=== Data section ===

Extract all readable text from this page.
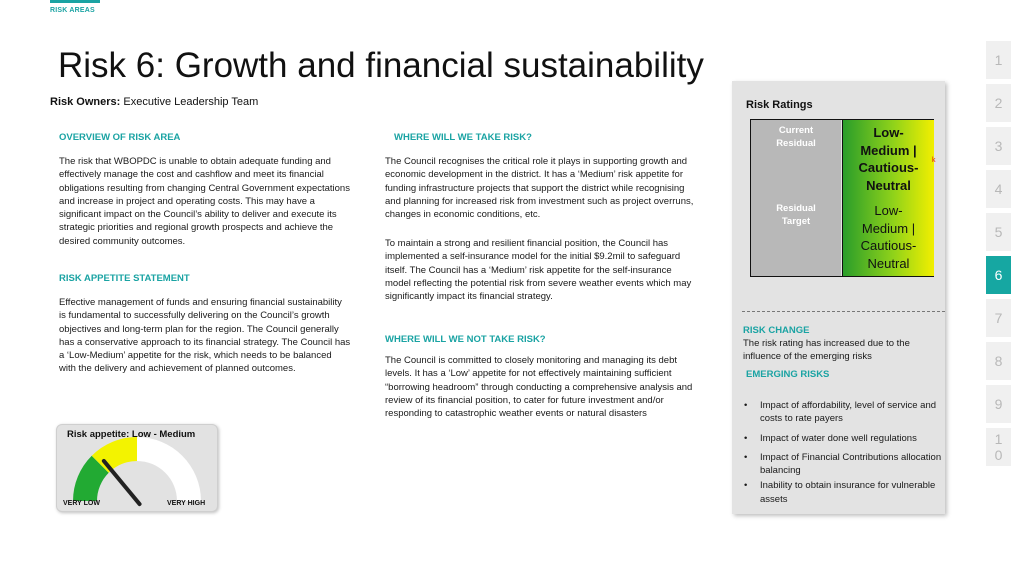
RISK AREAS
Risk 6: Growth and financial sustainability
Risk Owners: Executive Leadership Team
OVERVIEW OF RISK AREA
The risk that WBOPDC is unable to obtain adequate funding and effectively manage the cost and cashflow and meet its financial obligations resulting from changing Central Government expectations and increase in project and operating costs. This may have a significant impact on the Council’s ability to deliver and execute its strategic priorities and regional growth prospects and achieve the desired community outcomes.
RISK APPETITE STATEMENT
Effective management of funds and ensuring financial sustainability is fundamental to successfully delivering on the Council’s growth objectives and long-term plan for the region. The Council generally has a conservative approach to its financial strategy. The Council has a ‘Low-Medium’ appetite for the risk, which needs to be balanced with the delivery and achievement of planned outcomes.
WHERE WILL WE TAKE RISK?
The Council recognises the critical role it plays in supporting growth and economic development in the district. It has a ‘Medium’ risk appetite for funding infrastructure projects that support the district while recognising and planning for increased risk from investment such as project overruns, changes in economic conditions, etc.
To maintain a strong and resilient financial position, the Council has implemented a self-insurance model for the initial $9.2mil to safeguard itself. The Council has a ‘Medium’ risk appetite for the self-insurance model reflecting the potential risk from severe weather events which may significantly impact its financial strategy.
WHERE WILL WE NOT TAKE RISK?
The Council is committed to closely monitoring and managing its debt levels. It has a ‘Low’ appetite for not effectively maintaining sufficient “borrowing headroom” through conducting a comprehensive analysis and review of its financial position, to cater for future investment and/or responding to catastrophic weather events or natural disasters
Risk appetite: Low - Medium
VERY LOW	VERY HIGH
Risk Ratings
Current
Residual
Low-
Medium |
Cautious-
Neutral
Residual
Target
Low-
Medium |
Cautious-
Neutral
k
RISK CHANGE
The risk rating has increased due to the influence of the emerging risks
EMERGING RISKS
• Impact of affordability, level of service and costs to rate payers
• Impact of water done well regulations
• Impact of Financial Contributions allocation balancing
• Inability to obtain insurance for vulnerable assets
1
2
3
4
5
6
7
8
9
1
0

===

Work required → Write out the material above again, word for word, minus its pictures.

Problem solution →
Extract all readable text from this page.
RISK AREAS
Risk 6: Growth and financial sustainability
Risk Owners: Executive Leadership Team
OVERVIEW OF RISK AREA
The risk that WBOPDC is unable to obtain adequate funding and effectively manage the cost and cashflow and meet its financial obligations resulting from changing Central Government expectations and increase in project and operating costs. This may have a significant impact on the Council’s ability to deliver and execute its strategic priorities and regional growth prospects and achieve the desired community outcomes.
RISK APPETITE STATEMENT
Effective management of funds and ensuring financial sustainability is fundamental to successfully delivering on the Council’s growth objectives and long-term plan for the region. The Council generally has a conservative approach to its financial strategy. The Council has a ‘Low-Medium’ appetite for the risk, which needs to be balanced with the delivery and achievement of planned outcomes.
WHERE WILL WE TAKE RISK?
The Council recognises the critical role it plays in supporting growth and economic development in the district. It has a ‘Medium’ risk appetite for funding infrastructure projects that support the district while recognising and planning for increased risk from investment such as project overruns, changes in economic conditions, etc.
To maintain a strong and resilient financial position, the Council has implemented a self-insurance model for the initial $9.2mil to safeguard itself. The Council has a ‘Medium’ risk appetite for the self-insurance model reflecting the potential risk from severe weather events which may significantly impact its financial strategy.
WHERE WILL WE NOT TAKE RISK?
The Council is committed to closely monitoring and managing its debt levels. It has a ‘Low’ appetite for not effectively maintaining sufficient “borrowing headroom” through conducting a comprehensive analysis and review of its financial position, to cater for future investment and/or responding to catastrophic weather events or natural disasters
Risk appetite: Low - Medium
VERY LOW	VERY HIGH
Risk Ratings
Current
Residual
Low-
Medium |
Cautious-
Neutral
Residual
Target
Low-
Medium |
Cautious-
Neutral
k
RISK CHANGE
The risk rating has increased due to the influence of the emerging risks
EMERGING RISKS
• Impact of affordability, level of service and costs to rate payers
• Impact of water done well regulations
• Impact of Financial Contributions allocation balancing
• Inability to obtain insurance for vulnerable assets
1
2
3
4
5
6
7
8
9
1
0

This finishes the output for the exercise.